+++ Data provided
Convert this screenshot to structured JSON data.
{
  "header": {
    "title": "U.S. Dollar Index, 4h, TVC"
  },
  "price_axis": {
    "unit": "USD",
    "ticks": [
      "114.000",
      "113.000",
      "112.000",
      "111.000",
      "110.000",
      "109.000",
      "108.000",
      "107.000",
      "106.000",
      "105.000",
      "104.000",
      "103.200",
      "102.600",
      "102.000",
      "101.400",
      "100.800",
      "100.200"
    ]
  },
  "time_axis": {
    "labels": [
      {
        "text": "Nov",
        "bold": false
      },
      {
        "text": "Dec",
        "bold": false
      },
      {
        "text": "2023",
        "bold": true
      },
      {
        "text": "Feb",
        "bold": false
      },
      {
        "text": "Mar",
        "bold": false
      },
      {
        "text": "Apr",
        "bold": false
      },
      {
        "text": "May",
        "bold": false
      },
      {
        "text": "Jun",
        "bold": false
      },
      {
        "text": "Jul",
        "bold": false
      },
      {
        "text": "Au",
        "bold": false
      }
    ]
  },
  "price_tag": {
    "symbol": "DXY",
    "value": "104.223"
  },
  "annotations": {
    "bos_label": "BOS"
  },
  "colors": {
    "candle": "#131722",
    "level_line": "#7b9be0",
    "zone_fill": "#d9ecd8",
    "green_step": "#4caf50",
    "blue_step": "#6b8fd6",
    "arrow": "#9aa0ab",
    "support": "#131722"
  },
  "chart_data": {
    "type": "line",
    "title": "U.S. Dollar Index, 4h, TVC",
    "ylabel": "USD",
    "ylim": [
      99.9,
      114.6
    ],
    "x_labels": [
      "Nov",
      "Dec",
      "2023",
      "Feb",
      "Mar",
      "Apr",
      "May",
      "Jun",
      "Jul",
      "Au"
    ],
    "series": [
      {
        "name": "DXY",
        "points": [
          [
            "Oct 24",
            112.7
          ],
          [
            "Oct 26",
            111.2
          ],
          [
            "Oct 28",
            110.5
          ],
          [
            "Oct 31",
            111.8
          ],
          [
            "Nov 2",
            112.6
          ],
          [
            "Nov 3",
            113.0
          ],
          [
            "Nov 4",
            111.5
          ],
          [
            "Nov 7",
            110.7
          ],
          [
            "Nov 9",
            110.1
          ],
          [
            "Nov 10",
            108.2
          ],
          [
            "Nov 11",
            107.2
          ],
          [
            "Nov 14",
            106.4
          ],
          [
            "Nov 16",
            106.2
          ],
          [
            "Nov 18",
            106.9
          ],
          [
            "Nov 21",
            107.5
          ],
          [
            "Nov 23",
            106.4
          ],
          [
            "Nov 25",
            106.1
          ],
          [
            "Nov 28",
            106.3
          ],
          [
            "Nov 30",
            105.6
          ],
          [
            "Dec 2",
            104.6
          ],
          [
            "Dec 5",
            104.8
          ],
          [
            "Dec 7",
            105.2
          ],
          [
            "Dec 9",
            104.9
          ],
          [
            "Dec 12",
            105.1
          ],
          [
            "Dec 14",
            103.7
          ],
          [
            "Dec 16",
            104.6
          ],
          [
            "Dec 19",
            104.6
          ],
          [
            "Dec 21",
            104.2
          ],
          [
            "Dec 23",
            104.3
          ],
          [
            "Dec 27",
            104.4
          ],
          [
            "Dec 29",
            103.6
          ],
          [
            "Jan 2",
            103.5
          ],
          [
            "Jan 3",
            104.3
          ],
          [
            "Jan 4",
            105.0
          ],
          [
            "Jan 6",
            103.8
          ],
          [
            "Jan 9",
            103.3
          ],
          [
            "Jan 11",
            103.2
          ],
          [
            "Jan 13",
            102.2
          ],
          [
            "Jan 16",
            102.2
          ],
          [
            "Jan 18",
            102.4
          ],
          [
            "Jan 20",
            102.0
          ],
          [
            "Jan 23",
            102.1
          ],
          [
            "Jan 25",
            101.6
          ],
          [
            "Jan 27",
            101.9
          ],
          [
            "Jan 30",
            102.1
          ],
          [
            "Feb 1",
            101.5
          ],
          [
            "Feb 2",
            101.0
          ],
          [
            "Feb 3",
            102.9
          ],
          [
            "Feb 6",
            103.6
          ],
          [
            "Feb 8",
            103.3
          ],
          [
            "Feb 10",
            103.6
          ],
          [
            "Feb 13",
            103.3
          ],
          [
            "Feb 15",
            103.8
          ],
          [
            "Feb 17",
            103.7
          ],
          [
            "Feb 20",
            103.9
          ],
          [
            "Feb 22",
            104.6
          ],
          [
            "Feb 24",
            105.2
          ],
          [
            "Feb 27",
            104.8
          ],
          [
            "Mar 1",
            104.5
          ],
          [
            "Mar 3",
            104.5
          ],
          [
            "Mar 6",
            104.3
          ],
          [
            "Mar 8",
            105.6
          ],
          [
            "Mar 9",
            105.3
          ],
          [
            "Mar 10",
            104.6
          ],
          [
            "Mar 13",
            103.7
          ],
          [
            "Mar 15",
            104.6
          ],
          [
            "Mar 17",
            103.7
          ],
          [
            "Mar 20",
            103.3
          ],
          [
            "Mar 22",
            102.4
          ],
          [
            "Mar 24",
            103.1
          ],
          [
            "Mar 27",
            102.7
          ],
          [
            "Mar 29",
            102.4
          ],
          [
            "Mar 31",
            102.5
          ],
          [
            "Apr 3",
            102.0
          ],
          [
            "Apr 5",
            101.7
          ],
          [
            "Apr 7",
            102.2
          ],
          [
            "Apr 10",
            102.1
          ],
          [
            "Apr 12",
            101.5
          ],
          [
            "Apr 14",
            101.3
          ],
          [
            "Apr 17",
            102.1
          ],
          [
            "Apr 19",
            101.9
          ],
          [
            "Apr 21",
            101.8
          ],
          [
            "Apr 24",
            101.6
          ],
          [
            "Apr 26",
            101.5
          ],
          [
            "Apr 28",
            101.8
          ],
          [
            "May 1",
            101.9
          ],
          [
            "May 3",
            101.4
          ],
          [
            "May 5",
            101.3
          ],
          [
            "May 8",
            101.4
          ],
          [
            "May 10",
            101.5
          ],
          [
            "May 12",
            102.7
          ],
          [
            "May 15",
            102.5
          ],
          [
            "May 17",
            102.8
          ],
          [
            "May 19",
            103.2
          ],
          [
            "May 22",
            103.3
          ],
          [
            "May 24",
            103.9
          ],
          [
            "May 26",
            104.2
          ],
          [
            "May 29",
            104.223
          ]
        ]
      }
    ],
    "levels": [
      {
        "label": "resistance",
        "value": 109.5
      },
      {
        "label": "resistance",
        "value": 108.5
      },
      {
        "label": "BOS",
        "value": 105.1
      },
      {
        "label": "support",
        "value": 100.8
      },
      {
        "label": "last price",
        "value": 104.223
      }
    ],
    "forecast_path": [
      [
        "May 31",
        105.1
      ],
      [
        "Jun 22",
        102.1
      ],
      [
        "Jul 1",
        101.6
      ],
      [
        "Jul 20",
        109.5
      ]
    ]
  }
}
++++++
Stated problem:
Write out the entries above word for word.

Answer for the task:
Convert this screenshot to structured JSON data.
{
  "header": {
    "title": "U.S. Dollar Index, 4h, TVC"
  },
  "price_axis": {
    "unit": "USD",
    "ticks": [
      "114.000",
      "113.000",
      "112.000",
      "111.000",
      "110.000",
      "109.000",
      "108.000",
      "107.000",
      "106.000",
      "105.000",
      "104.000",
      "103.200",
      "102.600",
      "102.000",
      "101.400",
      "100.800",
      "100.200"
    ]
  },
  "time_axis": {
    "labels": [
      {
        "text": "Nov",
        "bold": false
      },
      {
        "text": "Dec",
        "bold": false
      },
      {
        "text": "2023",
        "bold": true
      },
      {
        "text": "Feb",
        "bold": false
      },
      {
        "text": "Mar",
        "bold": false
      },
      {
        "text": "Apr",
        "bold": false
      },
      {
        "text": "May",
        "bold": false
      },
      {
        "text": "Jun",
        "bold": false
      },
      {
        "text": "Jul",
        "bold": false
      },
      {
        "text": "Au",
        "bold": false
      }
    ]
  },
  "price_tag": {
    "symbol": "DXY",
    "value": "104.223"
  },
  "annotations": {
    "bos_label": "BOS"
  },
  "colors": {
    "candle": "#131722",
    "level_line": "#7b9be0",
    "zone_fill": "#d9ecd8",
    "green_step": "#4caf50",
    "blue_step": "#6b8fd6",
    "arrow": "#9aa0ab",
    "support": "#131722"
  },
  "chart_data": {
    "type": "line",
    "title": "U.S. Dollar Index, 4h, TVC",
    "ylabel": "USD",
    "ylim": [
      99.9,
      114.6
    ],
    "x_labels": [
      "Nov",
      "Dec",
      "2023",
      "Feb",
      "Mar",
      "Apr",
      "May",
      "Jun",
      "Jul",
      "Au"
    ],
    "series": [
      {
        "name": "DXY",
        "points": [
          [
            "Oct 24",
            112.7
          ],
          [
            "Oct 26",
            111.2
          ],
          [
            "Oct 28",
            110.5
          ],
          [
            "Oct 31",
            111.8
          ],
          [
            "Nov 2",
            112.6
          ],
          [
            "Nov 3",
            113.0
          ],
          [
            "Nov 4",
            111.5
          ],
          [
            "Nov 7",
            110.7
          ],
          [
            "Nov 9",
            110.1
          ],
          [
            "Nov 10",
            108.2
          ],
          [
            "Nov 11",
            107.2
          ],
          [
            "Nov 14",
            106.4
          ],
          [
            "Nov 16",
            106.2
          ],
          [
            "Nov 18",
            106.9
          ],
          [
            "Nov 21",
            107.5
          ],
          [
            "Nov 23",
            106.4
          ],
          [
            "Nov 25",
            106.1
          ],
          [
            "Nov 28",
            106.3
          ],
          [
            "Nov 30",
            105.6
          ],
          [
            "Dec 2",
            104.6
          ],
          [
            "Dec 5",
            104.8
          ],
          [
            "Dec 7",
            105.2
          ],
          [
            "Dec 9",
            104.9
          ],
          [
            "Dec 12",
            105.1
          ],
          [
            "Dec 14",
            103.7
          ],
          [
            "Dec 16",
            104.6
          ],
          [
            "Dec 19",
            104.6
          ],
          [
            "Dec 21",
            104.2
          ],
          [
            "Dec 23",
            104.3
          ],
          [
            "Dec 27",
            104.4
          ],
          [
            "Dec 29",
            103.6
          ],
          [
            "Jan 2",
            103.5
          ],
          [
            "Jan 3",
            104.3
          ],
          [
            "Jan 4",
            105.0
          ],
          [
            "Jan 6",
            103.8
          ],
          [
            "Jan 9",
            103.3
          ],
          [
            "Jan 11",
            103.2
          ],
          [
            "Jan 13",
            102.2
          ],
          [
            "Jan 16",
            102.2
          ],
          [
            "Jan 18",
            102.4
          ],
          [
            "Jan 20",
            102.0
          ],
          [
            "Jan 23",
            102.1
          ],
          [
            "Jan 25",
            101.6
          ],
          [
            "Jan 27",
            101.9
          ],
          [
            "Jan 30",
            102.1
          ],
          [
            "Feb 1",
            101.5
          ],
          [
            "Feb 2",
            101.0
          ],
          [
            "Feb 3",
            102.9
          ],
          [
            "Feb 6",
            103.6
          ],
          [
            "Feb 8",
            103.3
          ],
          [
            "Feb 10",
            103.6
          ],
          [
            "Feb 13",
            103.3
          ],
          [
            "Feb 15",
            103.8
          ],
          [
            "Feb 17",
            103.7
          ],
          [
            "Feb 20",
            103.9
          ],
          [
            "Feb 22",
            104.6
          ],
          [
            "Feb 24",
            105.2
          ],
          [
            "Feb 27",
            104.8
          ],
          [
            "Mar 1",
            104.5
          ],
          [
            "Mar 3",
            104.5
          ],
          [
            "Mar 6",
            104.3
          ],
          [
            "Mar 8",
            105.6
          ],
          [
            "Mar 9",
            105.3
          ],
          [
            "Mar 10",
            104.6
          ],
          [
            "Mar 13",
            103.7
          ],
          [
            "Mar 15",
            104.6
          ],
          [
            "Mar 17",
            103.7
          ],
          [
            "Mar 20",
            103.3
          ],
          [
            "Mar 22",
            102.4
          ],
          [
            "Mar 24",
            103.1
          ],
          [
            "Mar 27",
            102.7
          ],
          [
            "Mar 29",
            102.4
          ],
          [
            "Mar 31",
            102.5
          ],
          [
            "Apr 3",
            102.0
          ],
          [
            "Apr 5",
            101.7
          ],
          [
            "Apr 7",
            102.2
          ],
          [
            "Apr 10",
            102.1
          ],
          [
            "Apr 12",
            101.5
          ],
          [
            "Apr 14",
            101.3
          ],
          [
            "Apr 17",
            102.1
          ],
          [
            "Apr 19",
            101.9
          ],
          [
            "Apr 21",
            101.8
          ],
          [
            "Apr 24",
            101.6
          ],
          [
            "Apr 26",
            101.5
          ],
          [
            "Apr 28",
            101.8
          ],
          [
            "May 1",
            101.9
          ],
          [
            "May 3",
            101.4
          ],
          [
            "May 5",
            101.3
          ],
          [
            "May 8",
            101.4
          ],
          [
            "May 10",
            101.5
          ],
          [
            "May 12",
            102.7
          ],
          [
            "May 15",
            102.5
          ],
          [
            "May 17",
            102.8
          ],
          [
            "May 19",
            103.2
          ],
          [
            "May 22",
            103.3
          ],
          [
            "May 24",
            103.9
          ],
          [
            "May 26",
            104.2
          ],
          [
            "May 29",
            104.223
          ]
        ]
      }
    ],
    "levels": [
      {
        "label": "resistance",
        "value": 109.5
      },
      {
        "label": "resistance",
        "value": 108.5
      },
      {
        "label": "BOS",
        "value": 105.1
      },
      {
        "label": "support",
        "value": 100.8
      },
      {
        "label": "last price",
        "value": 104.223
      }
    ],
    "forecast_path": [
      [
        "May 31",
        105.1
      ],
      [
        "Jun 22",
        102.1
      ],
      [
        "Jul 1",
        101.6
      ],
      [
        "Jul 20",
        109.5
      ]
    ]
  }
}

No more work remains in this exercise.